* START *

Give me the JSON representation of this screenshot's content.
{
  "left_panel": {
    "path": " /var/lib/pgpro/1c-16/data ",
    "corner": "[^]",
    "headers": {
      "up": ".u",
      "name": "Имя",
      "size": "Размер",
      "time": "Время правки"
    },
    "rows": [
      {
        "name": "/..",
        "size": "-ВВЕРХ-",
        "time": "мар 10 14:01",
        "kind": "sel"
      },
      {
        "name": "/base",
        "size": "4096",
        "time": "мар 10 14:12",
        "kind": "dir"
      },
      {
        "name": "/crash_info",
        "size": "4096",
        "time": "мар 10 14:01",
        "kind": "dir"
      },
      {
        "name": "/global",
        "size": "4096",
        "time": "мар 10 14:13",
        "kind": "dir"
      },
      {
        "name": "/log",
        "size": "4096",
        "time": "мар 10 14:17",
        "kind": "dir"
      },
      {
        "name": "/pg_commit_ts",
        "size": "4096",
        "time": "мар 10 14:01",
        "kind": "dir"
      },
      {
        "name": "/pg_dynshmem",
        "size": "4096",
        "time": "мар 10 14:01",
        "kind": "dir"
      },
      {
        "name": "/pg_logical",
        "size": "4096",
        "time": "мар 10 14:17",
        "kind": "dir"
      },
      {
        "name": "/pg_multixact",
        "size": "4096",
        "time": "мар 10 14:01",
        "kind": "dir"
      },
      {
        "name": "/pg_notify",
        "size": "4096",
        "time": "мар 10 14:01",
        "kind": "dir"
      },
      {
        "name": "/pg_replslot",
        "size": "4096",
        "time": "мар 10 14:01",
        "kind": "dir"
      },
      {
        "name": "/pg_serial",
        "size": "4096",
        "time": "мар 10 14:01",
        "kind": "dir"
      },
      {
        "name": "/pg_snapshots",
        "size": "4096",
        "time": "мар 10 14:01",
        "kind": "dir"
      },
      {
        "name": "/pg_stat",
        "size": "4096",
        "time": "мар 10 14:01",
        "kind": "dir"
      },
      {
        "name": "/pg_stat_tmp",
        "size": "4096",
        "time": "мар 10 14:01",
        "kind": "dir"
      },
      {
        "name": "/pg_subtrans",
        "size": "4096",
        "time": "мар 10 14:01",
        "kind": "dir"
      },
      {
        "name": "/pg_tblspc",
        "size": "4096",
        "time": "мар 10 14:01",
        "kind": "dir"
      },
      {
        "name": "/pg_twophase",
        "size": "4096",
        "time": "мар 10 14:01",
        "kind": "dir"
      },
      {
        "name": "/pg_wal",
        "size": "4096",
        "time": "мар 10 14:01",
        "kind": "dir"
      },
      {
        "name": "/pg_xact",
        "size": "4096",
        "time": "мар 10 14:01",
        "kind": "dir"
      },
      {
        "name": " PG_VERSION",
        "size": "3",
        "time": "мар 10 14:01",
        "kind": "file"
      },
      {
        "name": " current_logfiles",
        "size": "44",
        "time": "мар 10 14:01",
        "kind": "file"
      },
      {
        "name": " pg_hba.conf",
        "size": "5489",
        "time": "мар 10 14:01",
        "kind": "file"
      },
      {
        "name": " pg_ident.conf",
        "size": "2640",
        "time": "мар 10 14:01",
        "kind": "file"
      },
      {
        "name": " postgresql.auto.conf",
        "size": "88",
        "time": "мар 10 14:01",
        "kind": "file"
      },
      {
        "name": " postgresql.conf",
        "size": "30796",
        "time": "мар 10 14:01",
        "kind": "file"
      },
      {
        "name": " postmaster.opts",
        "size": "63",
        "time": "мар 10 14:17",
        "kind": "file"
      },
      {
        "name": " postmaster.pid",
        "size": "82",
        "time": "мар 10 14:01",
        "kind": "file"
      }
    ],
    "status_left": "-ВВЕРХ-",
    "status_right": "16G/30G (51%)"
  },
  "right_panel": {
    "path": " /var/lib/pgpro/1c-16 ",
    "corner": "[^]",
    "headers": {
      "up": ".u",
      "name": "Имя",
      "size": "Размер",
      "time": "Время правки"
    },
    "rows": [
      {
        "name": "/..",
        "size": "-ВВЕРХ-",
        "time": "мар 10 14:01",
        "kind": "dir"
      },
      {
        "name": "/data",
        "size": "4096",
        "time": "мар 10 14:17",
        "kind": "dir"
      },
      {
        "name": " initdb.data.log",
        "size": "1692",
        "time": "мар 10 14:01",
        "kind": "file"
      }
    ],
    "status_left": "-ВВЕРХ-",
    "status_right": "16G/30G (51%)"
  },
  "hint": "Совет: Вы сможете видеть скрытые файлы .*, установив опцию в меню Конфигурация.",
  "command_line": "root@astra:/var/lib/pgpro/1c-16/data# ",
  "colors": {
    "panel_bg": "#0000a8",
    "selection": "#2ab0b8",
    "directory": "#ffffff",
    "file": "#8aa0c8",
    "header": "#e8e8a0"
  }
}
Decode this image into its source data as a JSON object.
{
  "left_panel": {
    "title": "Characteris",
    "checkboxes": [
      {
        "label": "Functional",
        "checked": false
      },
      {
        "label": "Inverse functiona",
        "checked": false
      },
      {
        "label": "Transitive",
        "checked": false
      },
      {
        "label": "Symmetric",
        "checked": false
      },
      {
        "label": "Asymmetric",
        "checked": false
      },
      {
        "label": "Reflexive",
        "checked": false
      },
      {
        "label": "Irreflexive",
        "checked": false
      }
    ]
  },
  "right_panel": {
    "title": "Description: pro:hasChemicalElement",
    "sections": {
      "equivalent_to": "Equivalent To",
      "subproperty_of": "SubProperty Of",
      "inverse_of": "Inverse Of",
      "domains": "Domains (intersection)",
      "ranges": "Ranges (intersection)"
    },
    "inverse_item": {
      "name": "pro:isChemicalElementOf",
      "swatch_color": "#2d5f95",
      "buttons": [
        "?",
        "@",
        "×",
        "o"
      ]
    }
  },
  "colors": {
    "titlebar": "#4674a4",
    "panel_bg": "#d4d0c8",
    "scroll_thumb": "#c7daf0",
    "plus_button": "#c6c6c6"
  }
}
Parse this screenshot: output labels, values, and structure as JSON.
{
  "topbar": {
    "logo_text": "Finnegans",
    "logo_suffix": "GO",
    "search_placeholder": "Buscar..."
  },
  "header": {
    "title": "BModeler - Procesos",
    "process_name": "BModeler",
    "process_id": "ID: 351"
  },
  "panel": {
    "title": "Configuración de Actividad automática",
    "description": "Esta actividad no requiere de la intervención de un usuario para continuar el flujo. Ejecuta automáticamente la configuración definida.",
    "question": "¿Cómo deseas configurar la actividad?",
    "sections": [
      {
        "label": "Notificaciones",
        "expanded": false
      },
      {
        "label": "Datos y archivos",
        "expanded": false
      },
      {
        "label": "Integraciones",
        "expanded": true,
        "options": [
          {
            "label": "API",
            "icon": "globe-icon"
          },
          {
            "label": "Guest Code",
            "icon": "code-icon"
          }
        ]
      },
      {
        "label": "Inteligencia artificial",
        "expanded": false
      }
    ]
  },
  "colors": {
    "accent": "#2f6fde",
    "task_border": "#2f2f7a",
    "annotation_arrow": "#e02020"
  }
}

* END *

Among the entries, how many lines contain the string "data"? Give the number without anything else.

- **Solved exercise**
5